» Exercise description: Spot each line in the data below containing "MDSC" and copy it.

(Excerpts from a dataset)
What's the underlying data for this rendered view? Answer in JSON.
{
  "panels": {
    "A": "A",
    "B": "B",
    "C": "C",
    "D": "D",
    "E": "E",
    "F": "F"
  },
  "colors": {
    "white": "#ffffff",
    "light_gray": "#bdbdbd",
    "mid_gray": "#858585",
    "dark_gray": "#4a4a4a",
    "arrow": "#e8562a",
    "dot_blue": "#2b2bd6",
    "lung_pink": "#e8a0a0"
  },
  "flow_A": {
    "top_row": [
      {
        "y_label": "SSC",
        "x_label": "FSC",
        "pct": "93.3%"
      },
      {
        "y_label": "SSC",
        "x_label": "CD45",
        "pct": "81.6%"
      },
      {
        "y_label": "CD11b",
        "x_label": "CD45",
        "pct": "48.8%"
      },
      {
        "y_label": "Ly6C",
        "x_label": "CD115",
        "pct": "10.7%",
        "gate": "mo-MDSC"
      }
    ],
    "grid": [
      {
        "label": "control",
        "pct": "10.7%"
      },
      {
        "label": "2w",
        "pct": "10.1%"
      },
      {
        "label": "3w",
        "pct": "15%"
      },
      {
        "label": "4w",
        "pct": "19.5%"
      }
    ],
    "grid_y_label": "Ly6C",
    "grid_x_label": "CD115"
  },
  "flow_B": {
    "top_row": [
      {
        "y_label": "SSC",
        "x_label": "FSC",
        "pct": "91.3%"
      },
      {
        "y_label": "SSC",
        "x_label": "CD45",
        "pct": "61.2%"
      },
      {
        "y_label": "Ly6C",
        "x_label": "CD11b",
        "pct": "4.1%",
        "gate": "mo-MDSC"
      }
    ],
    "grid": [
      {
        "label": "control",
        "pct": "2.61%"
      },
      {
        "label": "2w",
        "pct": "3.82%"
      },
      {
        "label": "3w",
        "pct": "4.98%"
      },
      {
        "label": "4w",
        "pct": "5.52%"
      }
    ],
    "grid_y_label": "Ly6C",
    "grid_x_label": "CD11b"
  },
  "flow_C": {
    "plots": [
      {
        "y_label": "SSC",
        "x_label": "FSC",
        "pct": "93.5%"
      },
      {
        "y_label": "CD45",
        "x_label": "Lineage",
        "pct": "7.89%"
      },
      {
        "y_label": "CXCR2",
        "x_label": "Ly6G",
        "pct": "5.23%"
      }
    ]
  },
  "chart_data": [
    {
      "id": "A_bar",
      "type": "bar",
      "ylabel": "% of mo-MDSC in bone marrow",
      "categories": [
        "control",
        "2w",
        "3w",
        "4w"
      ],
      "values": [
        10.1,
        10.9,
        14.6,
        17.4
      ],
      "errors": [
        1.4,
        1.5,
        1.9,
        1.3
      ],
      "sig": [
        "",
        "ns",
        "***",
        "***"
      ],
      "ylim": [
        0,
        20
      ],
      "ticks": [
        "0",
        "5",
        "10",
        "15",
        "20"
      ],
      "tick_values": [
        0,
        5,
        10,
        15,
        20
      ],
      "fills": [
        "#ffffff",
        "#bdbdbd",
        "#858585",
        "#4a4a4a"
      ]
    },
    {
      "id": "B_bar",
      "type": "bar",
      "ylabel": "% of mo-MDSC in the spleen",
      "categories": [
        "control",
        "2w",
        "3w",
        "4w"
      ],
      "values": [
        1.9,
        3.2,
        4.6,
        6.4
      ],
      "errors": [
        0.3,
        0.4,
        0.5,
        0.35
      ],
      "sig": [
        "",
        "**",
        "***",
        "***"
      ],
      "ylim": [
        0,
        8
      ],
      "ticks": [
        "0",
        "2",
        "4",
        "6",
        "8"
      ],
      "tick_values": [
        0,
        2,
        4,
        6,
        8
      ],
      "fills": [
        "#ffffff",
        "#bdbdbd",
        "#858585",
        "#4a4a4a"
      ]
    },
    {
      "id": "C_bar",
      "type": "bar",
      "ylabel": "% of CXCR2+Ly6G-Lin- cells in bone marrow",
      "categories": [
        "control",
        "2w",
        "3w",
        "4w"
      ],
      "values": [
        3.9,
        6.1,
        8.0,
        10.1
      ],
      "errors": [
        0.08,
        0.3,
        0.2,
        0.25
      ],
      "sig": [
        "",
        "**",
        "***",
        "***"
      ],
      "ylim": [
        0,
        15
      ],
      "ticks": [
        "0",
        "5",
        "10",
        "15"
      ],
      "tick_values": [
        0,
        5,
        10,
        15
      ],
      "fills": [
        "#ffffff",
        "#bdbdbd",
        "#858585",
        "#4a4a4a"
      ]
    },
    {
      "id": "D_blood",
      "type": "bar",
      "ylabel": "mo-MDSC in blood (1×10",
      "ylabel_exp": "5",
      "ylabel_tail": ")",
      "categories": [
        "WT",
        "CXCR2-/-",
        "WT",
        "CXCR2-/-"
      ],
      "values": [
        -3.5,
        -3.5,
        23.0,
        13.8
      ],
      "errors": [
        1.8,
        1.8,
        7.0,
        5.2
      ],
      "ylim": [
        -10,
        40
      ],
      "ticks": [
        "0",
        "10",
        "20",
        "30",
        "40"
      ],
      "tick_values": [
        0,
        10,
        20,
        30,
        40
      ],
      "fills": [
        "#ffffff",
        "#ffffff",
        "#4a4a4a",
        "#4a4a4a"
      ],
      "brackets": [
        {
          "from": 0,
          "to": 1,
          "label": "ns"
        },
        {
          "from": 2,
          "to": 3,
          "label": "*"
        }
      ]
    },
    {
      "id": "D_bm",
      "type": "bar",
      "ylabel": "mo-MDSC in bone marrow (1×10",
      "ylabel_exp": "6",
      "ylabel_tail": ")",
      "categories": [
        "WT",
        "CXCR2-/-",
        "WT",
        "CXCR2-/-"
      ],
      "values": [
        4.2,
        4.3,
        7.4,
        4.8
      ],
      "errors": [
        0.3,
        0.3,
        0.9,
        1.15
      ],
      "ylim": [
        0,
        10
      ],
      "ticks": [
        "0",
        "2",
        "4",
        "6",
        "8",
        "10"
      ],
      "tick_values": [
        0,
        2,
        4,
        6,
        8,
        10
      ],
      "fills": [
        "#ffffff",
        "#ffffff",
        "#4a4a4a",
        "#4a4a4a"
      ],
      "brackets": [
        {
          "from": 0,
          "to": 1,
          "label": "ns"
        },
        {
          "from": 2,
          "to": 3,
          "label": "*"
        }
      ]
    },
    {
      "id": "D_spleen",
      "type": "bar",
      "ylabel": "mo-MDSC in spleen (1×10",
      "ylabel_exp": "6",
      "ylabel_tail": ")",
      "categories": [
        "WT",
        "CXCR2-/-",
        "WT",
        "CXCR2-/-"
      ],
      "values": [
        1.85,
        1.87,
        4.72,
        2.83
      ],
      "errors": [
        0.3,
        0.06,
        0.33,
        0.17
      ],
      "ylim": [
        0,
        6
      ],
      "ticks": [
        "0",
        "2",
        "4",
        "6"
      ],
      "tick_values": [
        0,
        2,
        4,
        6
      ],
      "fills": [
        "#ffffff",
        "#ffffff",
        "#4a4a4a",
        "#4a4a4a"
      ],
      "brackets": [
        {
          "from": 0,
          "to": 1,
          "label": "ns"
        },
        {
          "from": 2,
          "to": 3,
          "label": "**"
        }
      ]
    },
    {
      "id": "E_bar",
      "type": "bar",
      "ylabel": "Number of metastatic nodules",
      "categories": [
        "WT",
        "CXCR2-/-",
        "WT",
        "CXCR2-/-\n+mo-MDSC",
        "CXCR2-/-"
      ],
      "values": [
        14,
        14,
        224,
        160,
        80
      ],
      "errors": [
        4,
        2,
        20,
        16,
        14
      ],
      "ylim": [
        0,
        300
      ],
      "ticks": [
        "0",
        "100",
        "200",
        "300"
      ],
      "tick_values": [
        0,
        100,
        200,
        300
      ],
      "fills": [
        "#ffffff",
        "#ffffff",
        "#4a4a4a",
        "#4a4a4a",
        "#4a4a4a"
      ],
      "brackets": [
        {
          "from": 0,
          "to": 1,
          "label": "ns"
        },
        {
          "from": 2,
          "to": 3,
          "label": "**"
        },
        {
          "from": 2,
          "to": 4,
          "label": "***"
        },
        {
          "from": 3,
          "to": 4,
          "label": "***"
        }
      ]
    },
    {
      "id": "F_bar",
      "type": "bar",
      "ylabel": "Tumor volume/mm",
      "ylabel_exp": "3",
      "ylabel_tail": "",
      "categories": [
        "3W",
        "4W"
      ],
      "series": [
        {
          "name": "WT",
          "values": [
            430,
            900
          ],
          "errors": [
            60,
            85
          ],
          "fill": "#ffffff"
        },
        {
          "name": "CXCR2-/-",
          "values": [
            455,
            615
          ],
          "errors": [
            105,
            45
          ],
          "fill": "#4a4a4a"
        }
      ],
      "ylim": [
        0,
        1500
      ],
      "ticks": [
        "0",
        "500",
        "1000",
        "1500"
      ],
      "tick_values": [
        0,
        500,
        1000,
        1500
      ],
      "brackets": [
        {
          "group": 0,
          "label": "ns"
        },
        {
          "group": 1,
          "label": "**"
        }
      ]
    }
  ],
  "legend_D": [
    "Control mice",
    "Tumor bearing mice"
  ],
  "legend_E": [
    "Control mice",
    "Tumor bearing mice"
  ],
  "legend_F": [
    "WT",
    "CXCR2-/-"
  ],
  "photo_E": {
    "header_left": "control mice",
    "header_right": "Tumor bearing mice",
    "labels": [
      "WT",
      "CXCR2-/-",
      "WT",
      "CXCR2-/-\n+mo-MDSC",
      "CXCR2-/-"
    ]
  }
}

» Solution to this problem:
        "gate": "mo-MDSC"
        "gate": "mo-MDSC"
      "ylabel": "% of mo-MDSC in bone marrow",
      "ylabel": "% of mo-MDSC in the spleen",
      "ylabel": "mo-MDSC in blood (1×10",
      "ylabel": "mo-MDSC in bone marrow (1×10",
      "ylabel": "mo-MDSC in spleen (1×10",
        "CXCR2-/-\n+mo-MDSC",
      "CXCR2-/-\n+mo-MDSC",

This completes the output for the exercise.